GIVEN EXERCISE: Identify and reproduce every line holding the string "wishlist".
----- MATERIAL PROVIDED
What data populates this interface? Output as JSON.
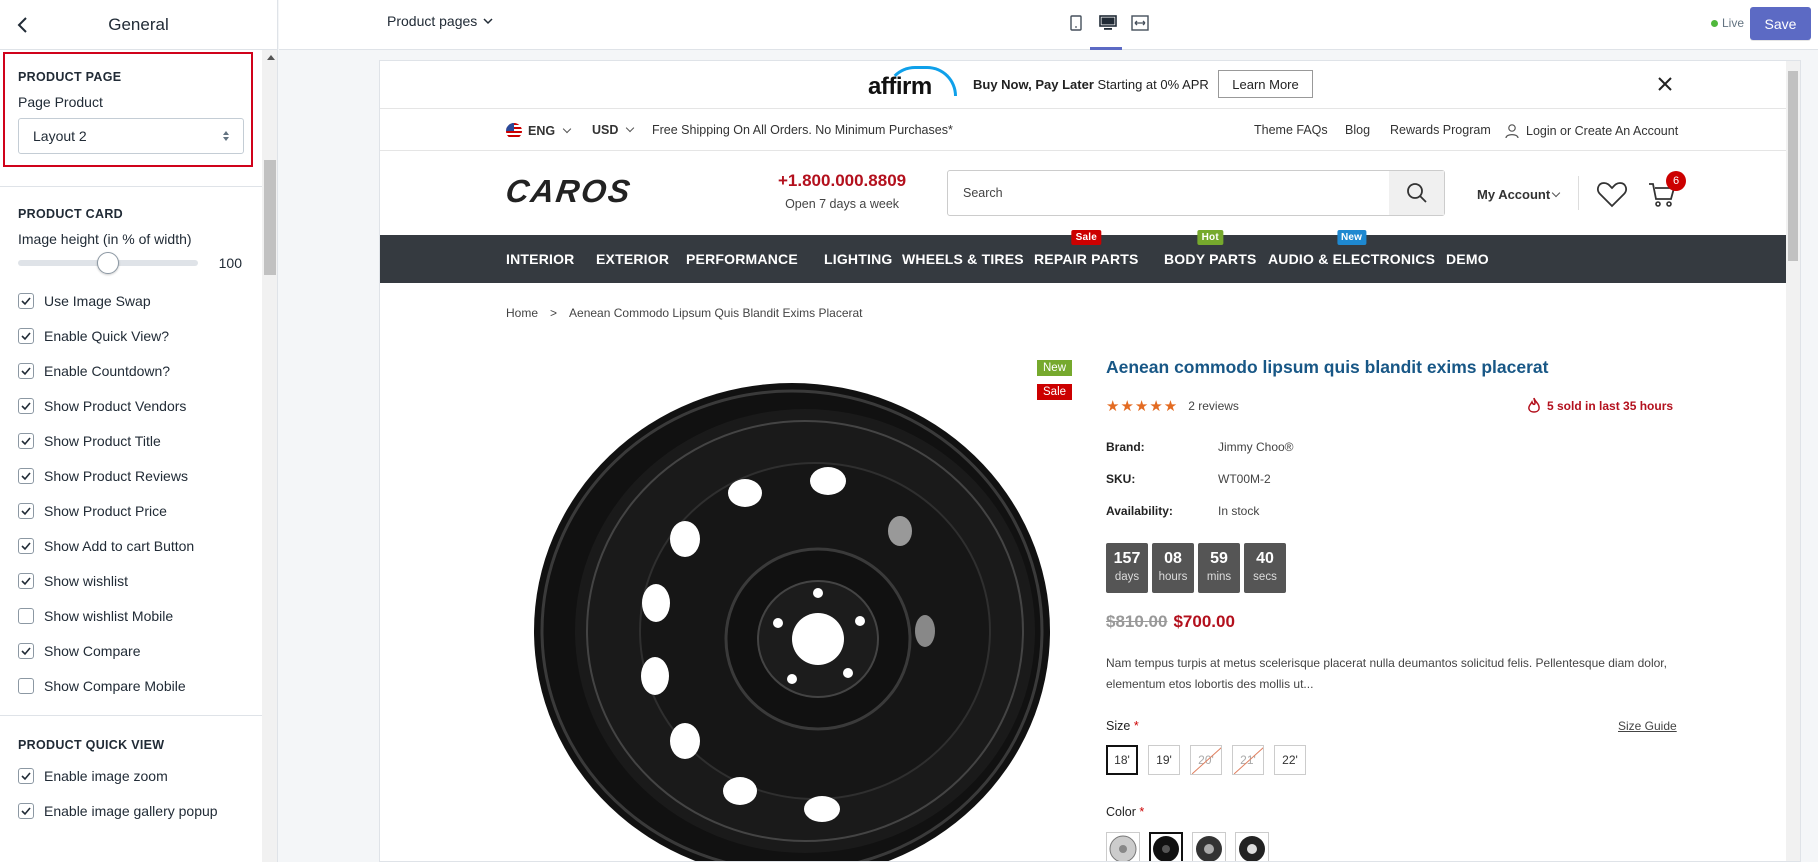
{
  "sidebar": {
    "back_icon": "chevron-left-icon",
    "title": "General",
    "product_page": {
      "heading": "PRODUCT PAGE",
      "field_label": "Page Product",
      "selected": "Layout 2"
    },
    "product_card": {
      "heading": "PRODUCT CARD",
      "image_height_label": "Image height (in % of width)",
      "image_height_value": "100",
      "image_height_percent_of_range": 50,
      "options": [
        {
          "label": "Use Image Swap",
          "checked": true
        },
        {
          "label": "Enable Quick View?",
          "checked": true
        },
        {
          "label": "Enable Countdown?",
          "checked": true
        },
        {
          "label": "Show Product Vendors",
          "checked": true
        },
        {
          "label": "Show Product Title",
          "checked": true
        },
        {
          "label": "Show Product Reviews",
          "checked": true
        },
        {
          "label": "Show Product Price",
          "checked": true
        },
        {
          "label": "Show Add to cart Button",
          "checked": true
        },
        {
          "label": "Show wishlist",
          "checked": true
        },
        {
          "label": "Show wishlist Mobile",
          "checked": false
        },
        {
          "label": "Show Compare",
          "checked": true
        },
        {
          "label": "Show Compare Mobile",
          "checked": false
        }
      ]
    },
    "product_quick_view": {
      "heading": "PRODUCT QUICK VIEW",
      "options": [
        {
          "label": "Enable image zoom",
          "checked": true
        },
        {
          "label": "Enable image gallery popup",
          "checked": true
        }
      ]
    }
  },
  "topbar": {
    "page_selector": "Product pages",
    "view_icons": [
      "mobile-icon",
      "desktop-icon",
      "full-width-icon"
    ],
    "live_label": "Live",
    "save_label": "Save",
    "accent": "#5c6ac4"
  },
  "store": {
    "affirm": {
      "logo": "affirm",
      "headline": "Buy Now, Pay Later",
      "subtext": "Starting at 0% APR",
      "button": "Learn More"
    },
    "util": {
      "language": "ENG",
      "currency": "USD",
      "shipping": "Free Shipping On All Orders. No Minimum Purchases*",
      "links": [
        "Theme FAQs",
        "Blog",
        "Rewards Program"
      ],
      "account": "Login or Create An Account"
    },
    "header": {
      "logo": "CAROS",
      "phone": "+1.800.000.8809",
      "hours": "Open 7 days a week",
      "search_placeholder": "Search",
      "my_account": "My Account",
      "cart_count": "6"
    },
    "nav": [
      {
        "label": "INTERIOR",
        "badge": null
      },
      {
        "label": "EXTERIOR",
        "badge": null
      },
      {
        "label": "PERFORMANCE",
        "badge": null
      },
      {
        "label": "LIGHTING",
        "badge": null
      },
      {
        "label": "WHEELS & TIRES",
        "badge": null
      },
      {
        "label": "REPAIR PARTS",
        "badge": "Sale",
        "badge_color": "#c00"
      },
      {
        "label": "BODY PARTS",
        "badge": "Hot",
        "badge_color": "#76a92d"
      },
      {
        "label": "AUDIO & ELECTRONICS",
        "badge": "New",
        "badge_color": "#1e88d0"
      },
      {
        "label": "DEMO",
        "badge": null
      }
    ],
    "breadcrumb": {
      "home": "Home",
      "separator": ">",
      "current": "Aenean Commodo Lipsum Quis Blandit Exims Placerat"
    },
    "product": {
      "badge_new": "New",
      "badge_sale": "Sale",
      "title": "Aenean commodo lipsum quis blandit exims placerat",
      "stars": "★★★★★",
      "reviews": "2 reviews",
      "sold": "5 sold in last 35 hours",
      "brand_label": "Brand:",
      "brand": "Jimmy Choo®",
      "sku_label": "SKU:",
      "sku": "WT00M-2",
      "availability_label": "Availability:",
      "availability": "In stock",
      "countdown": [
        {
          "n": "157",
          "l": "days"
        },
        {
          "n": "08",
          "l": "hours"
        },
        {
          "n": "59",
          "l": "mins"
        },
        {
          "n": "40",
          "l": "secs"
        }
      ],
      "price_old": "$810.00",
      "price_new": "$700.00",
      "description": "Nam tempus turpis at metus scelerisque placerat nulla deumantos solicitud felis. Pellentesque diam dolor, elementum etos lobortis des mollis ut...",
      "size_label": "Size",
      "size_guide": "Size Guide",
      "sizes": [
        {
          "label": "18'",
          "state": "active"
        },
        {
          "label": "19'",
          "state": "normal"
        },
        {
          "label": "20'",
          "state": "disabled"
        },
        {
          "label": "21'",
          "state": "disabled"
        },
        {
          "label": "22'",
          "state": "normal"
        }
      ],
      "color_label": "Color",
      "required_mark": "*"
    }
  }
}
----------
FINAL RESULT:
          "label": "Show wishlist",
          "label": "Show wishlist Mobile",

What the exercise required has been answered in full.